=== WHAT TO PRODUCE ===
Repeat every row below word for word, leaving out the pictures.

=== RECORDS SHOWN ===
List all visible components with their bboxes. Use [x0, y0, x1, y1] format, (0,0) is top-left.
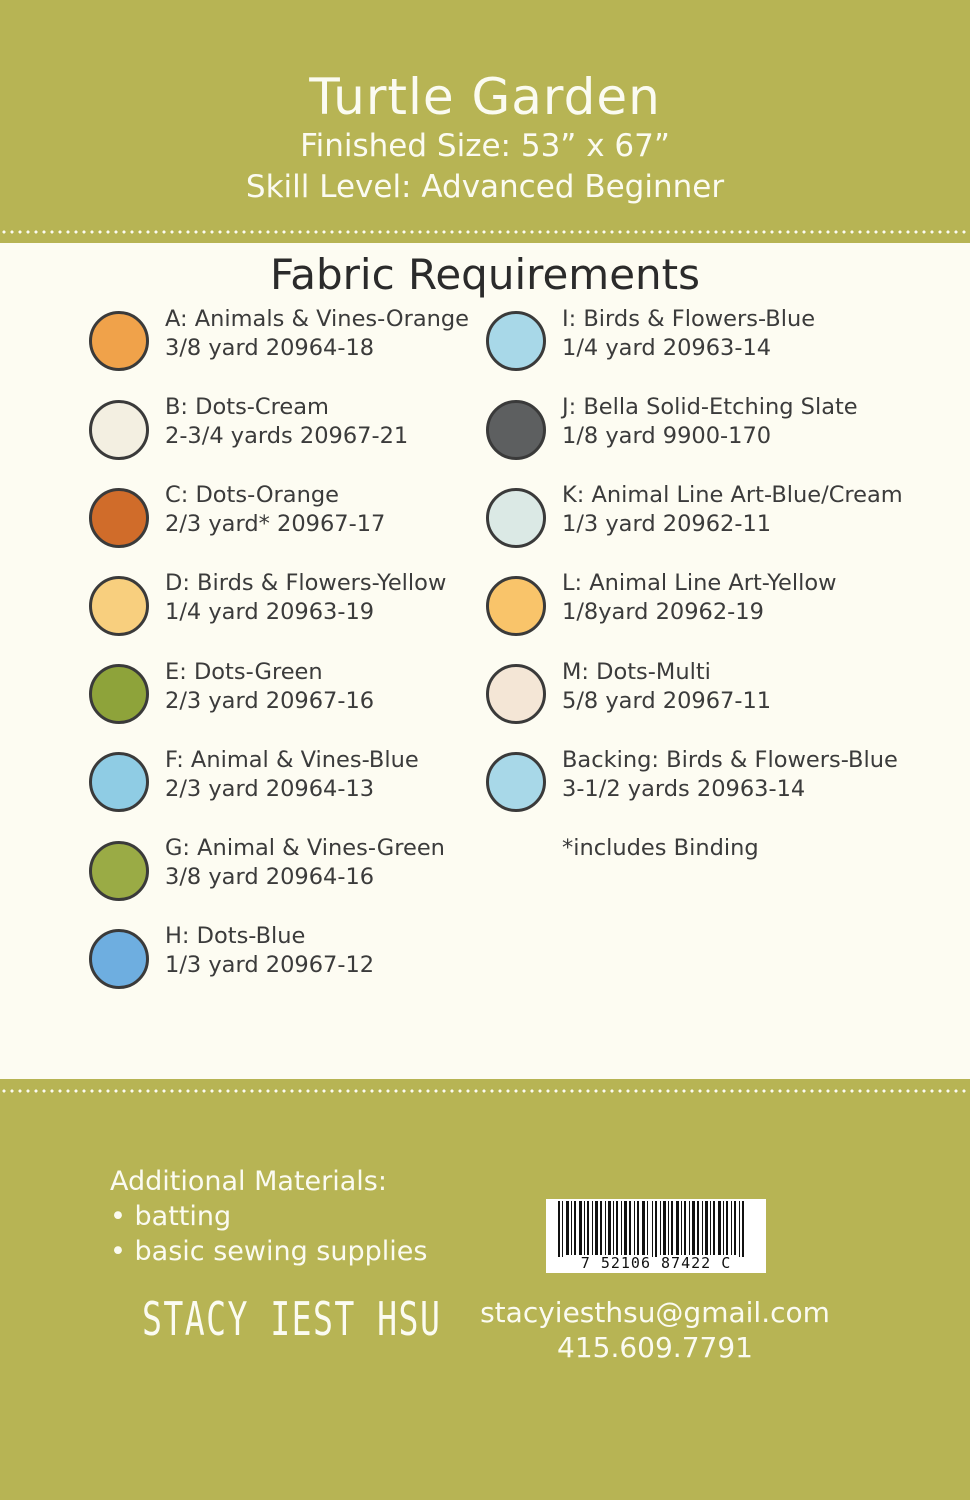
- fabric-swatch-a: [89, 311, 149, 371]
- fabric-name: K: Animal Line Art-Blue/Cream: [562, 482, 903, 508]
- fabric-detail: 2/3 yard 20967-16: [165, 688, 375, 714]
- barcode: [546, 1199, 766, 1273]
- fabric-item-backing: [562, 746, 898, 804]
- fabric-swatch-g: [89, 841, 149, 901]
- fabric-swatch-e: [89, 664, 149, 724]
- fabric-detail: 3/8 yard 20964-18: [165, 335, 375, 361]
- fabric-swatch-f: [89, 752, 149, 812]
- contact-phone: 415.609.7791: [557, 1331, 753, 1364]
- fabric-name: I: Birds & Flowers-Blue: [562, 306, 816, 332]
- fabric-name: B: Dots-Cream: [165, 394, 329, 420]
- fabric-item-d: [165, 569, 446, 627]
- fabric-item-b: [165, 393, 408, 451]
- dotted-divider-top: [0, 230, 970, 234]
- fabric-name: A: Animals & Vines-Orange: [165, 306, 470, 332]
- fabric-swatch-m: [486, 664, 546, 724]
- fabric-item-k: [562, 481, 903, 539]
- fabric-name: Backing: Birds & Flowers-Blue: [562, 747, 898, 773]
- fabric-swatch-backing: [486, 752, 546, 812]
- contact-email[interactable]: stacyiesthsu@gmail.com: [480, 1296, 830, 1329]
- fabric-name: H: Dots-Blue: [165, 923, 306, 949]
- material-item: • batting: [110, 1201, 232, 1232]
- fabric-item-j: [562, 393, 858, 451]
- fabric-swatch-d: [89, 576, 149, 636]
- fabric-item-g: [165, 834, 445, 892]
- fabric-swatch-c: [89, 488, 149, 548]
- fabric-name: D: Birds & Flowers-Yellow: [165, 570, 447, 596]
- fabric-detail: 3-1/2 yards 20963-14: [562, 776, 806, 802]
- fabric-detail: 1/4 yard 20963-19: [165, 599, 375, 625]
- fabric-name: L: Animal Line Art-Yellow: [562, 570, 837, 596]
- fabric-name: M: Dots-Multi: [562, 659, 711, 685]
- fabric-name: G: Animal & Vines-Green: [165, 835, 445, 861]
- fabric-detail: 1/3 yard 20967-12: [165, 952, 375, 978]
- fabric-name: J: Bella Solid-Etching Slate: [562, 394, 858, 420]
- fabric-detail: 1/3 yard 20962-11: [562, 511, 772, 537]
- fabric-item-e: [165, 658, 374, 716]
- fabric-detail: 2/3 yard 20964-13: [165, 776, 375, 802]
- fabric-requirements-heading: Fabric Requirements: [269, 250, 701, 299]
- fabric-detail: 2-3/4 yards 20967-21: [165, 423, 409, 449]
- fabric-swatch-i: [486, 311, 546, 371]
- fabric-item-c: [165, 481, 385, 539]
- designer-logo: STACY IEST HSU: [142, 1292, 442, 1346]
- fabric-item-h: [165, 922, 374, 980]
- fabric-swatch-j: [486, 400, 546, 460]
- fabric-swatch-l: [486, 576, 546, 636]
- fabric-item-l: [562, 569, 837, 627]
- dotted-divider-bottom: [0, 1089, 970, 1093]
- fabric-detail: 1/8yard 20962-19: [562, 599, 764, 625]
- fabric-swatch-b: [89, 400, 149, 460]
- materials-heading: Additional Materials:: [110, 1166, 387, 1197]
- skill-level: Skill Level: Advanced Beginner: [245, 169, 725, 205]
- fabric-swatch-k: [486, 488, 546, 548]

=== EXPECTED ANSWER ===
List all visible components with their bboxes. Use [x0, y0, x1, y1] format, (0,0) is top-left.
- fabric-swatch-a: [89, 311, 149, 371]
- fabric-name: K: Animal Line Art-Blue/Cream: [562, 482, 903, 508]
- fabric-detail: 2/3 yard 20967-16: [165, 688, 375, 714]
- barcode: [546, 1199, 766, 1273]
- fabric-item-backing: [562, 746, 898, 804]
- fabric-swatch-g: [89, 841, 149, 901]
- fabric-swatch-e: [89, 664, 149, 724]
- fabric-detail: 3/8 yard 20964-18: [165, 335, 375, 361]
- fabric-swatch-f: [89, 752, 149, 812]
- contact-phone: 415.609.7791: [557, 1331, 753, 1364]
- fabric-name: I: Birds & Flowers-Blue: [562, 306, 816, 332]
- fabric-name: B: Dots-Cream: [165, 394, 329, 420]
- fabric-item-d: [165, 569, 446, 627]
- fabric-item-b: [165, 393, 408, 451]
- dotted-divider-top: [0, 230, 970, 234]
- fabric-name: A: Animals & Vines-Orange: [165, 306, 470, 332]
- fabric-swatch-m: [486, 664, 546, 724]
- fabric-item-k: [562, 481, 903, 539]
- fabric-name: Backing: Birds & Flowers-Blue: [562, 747, 898, 773]
- fabric-swatch-backing: [486, 752, 546, 812]
- contact-email[interactable]: stacyiesthsu@gmail.com: [480, 1296, 830, 1329]
- fabric-name: H: Dots-Blue: [165, 923, 306, 949]
- material-item: • batting: [110, 1201, 232, 1232]
- fabric-item-j: [562, 393, 858, 451]
- fabric-swatch-d: [89, 576, 149, 636]
- fabric-item-g: [165, 834, 445, 892]
- fabric-swatch-c: [89, 488, 149, 548]
- fabric-name: D: Birds & Flowers-Yellow: [165, 570, 447, 596]
- fabric-detail: 3-1/2 yards 20963-14: [562, 776, 806, 802]
- fabric-detail: 1/4 yard 20963-19: [165, 599, 375, 625]
- fabric-name: L: Animal Line Art-Yellow: [562, 570, 837, 596]
- fabric-name: M: Dots-Multi: [562, 659, 711, 685]
- fabric-name: G: Animal & Vines-Green: [165, 835, 445, 861]
- fabric-detail: 1/3 yard 20967-12: [165, 952, 375, 978]
- fabric-name: J: Bella Solid-Etching Slate: [562, 394, 858, 420]
- fabric-detail: 1/3 yard 20962-11: [562, 511, 772, 537]
- fabric-item-e: [165, 658, 374, 716]
- fabric-detail: 2/3 yard 20964-13: [165, 776, 375, 802]
- fabric-requirements-heading: Fabric Requirements: [269, 250, 701, 299]
- fabric-detail: 2-3/4 yards 20967-21: [165, 423, 409, 449]
- fabric-swatch-i: [486, 311, 546, 371]
- fabric-item-c: [165, 481, 385, 539]
- designer-logo: STACY IEST HSU: [142, 1292, 442, 1346]
- fabric-item-h: [165, 922, 374, 980]
- fabric-swatch-j: [486, 400, 546, 460]
- fabric-swatch-l: [486, 576, 546, 636]
- fabric-item-l: [562, 569, 837, 627]
- dotted-divider-bottom: [0, 1089, 970, 1093]
- fabric-detail: 1/8yard 20962-19: [562, 599, 764, 625]
- fabric-swatch-b: [89, 400, 149, 460]
- materials-heading: Additional Materials:: [110, 1166, 387, 1197]
- skill-level: Skill Level: Advanced Beginner: [245, 169, 725, 205]
- fabric-swatch-k: [486, 488, 546, 548]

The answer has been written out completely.